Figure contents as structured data
>> start

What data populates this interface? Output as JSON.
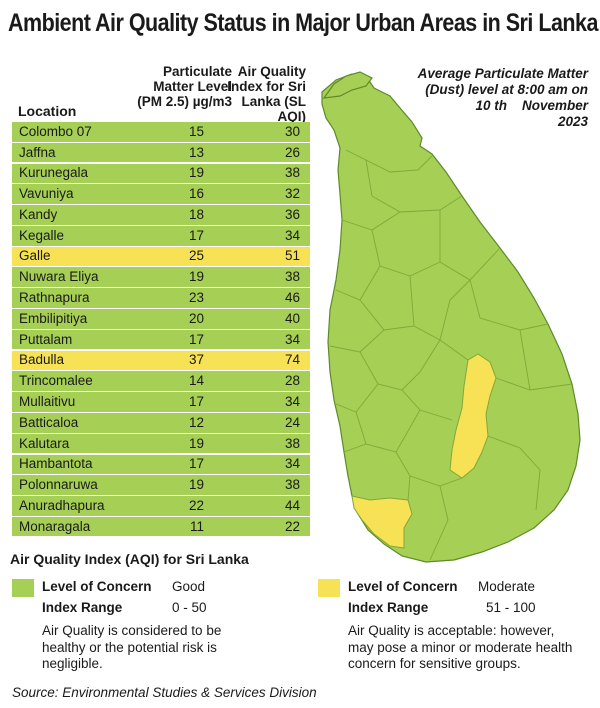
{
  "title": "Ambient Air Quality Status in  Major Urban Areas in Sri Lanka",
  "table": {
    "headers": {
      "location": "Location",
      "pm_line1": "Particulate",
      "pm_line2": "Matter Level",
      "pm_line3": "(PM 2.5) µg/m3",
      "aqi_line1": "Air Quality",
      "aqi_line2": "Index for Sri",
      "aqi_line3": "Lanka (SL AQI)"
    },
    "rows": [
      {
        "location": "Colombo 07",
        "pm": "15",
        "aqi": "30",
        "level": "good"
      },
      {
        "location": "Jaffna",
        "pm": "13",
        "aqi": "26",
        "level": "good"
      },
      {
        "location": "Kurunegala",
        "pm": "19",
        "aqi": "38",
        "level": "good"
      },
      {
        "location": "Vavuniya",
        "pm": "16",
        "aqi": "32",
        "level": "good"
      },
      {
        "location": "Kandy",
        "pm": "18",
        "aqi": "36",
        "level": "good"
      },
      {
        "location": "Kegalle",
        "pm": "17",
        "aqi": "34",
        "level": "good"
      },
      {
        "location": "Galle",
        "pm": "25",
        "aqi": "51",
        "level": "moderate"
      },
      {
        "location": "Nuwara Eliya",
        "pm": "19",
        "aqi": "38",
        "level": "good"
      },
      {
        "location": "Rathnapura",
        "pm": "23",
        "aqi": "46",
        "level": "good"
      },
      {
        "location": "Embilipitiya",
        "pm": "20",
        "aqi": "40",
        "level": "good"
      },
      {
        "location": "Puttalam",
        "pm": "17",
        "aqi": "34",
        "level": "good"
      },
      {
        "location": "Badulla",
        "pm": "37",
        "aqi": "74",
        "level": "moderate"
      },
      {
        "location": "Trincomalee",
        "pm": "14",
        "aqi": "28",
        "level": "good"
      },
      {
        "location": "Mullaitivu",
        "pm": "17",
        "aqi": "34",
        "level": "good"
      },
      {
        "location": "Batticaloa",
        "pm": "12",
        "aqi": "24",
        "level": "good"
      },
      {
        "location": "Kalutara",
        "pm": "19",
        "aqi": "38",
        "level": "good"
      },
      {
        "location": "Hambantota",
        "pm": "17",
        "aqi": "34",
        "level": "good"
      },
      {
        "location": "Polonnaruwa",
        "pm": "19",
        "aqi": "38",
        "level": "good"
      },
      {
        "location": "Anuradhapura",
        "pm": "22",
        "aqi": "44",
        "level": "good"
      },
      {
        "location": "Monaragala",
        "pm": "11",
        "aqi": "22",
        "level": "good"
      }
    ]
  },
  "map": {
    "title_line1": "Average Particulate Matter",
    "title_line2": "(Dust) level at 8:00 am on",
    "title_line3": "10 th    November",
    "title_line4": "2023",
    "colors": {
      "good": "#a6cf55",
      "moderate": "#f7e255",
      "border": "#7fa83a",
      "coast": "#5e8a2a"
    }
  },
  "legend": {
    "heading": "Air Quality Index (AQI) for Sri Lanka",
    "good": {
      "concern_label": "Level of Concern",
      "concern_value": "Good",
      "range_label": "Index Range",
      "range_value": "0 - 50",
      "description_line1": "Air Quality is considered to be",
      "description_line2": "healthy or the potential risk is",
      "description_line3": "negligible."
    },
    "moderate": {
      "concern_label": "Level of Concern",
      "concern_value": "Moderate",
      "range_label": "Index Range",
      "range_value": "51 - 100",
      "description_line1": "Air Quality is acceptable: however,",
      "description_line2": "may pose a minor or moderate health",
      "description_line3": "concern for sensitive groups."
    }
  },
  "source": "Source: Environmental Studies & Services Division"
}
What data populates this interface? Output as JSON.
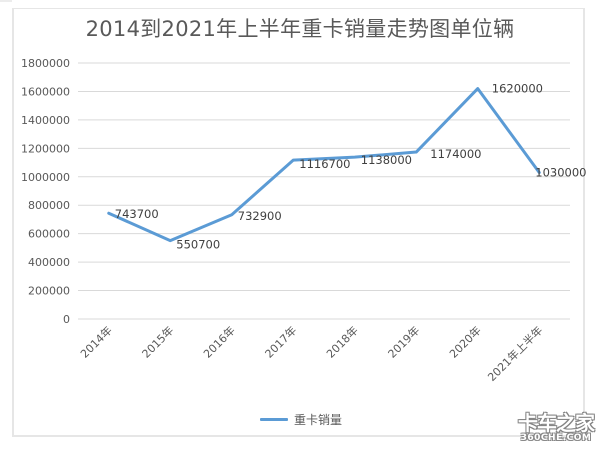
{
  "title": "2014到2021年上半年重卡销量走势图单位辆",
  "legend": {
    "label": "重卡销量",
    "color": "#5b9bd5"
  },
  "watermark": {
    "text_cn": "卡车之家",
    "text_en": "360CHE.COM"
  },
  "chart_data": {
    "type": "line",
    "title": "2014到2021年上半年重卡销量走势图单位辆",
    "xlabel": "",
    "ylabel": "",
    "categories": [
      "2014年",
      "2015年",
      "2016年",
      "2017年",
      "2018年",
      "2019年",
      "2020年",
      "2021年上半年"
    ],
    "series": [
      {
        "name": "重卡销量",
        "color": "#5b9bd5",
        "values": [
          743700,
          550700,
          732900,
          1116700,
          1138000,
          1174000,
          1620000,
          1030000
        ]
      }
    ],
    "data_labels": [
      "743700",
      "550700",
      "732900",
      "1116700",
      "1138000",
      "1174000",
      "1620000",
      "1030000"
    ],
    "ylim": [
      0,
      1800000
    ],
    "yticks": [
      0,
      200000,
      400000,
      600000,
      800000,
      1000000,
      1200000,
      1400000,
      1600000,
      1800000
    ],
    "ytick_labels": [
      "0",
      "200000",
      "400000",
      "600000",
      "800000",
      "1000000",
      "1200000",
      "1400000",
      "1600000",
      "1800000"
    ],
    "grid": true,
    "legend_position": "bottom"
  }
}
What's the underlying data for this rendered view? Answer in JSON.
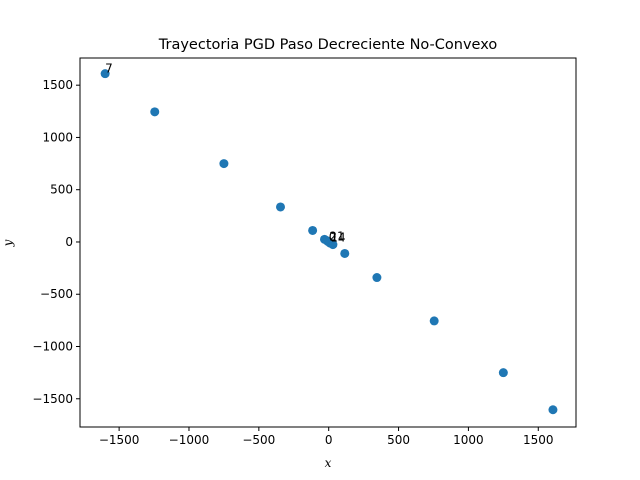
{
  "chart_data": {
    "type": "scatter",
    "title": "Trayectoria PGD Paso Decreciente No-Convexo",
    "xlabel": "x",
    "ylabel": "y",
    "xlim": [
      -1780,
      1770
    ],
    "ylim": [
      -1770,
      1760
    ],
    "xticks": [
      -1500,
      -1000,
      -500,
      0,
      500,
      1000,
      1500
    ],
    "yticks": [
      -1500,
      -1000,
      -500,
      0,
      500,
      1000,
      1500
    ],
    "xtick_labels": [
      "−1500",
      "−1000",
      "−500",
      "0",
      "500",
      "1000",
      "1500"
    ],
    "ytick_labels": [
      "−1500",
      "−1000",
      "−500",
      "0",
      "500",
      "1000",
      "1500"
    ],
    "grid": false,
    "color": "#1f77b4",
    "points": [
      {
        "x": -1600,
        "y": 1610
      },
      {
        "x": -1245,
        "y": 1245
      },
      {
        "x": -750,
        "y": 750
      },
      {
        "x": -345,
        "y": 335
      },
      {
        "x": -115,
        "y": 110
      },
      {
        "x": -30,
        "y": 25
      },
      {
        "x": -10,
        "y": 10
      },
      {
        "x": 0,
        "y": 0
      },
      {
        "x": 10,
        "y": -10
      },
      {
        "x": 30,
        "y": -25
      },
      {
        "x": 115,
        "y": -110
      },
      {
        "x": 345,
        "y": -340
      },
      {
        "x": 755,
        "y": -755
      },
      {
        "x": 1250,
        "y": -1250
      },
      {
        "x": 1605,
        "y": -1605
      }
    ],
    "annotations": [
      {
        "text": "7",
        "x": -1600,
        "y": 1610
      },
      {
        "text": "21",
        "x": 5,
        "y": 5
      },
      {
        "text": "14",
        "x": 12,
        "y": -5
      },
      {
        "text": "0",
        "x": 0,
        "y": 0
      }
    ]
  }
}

>> end

## Direction
Filter out every line that lacks the word "Index", and copy the rest.

## In response
      "aqi_line2": "Index for Sri",
    "heading": "Air Quality Index (AQI) for Sri Lanka",
      "range_label": "Index Range",
      "range_label": "Index Range",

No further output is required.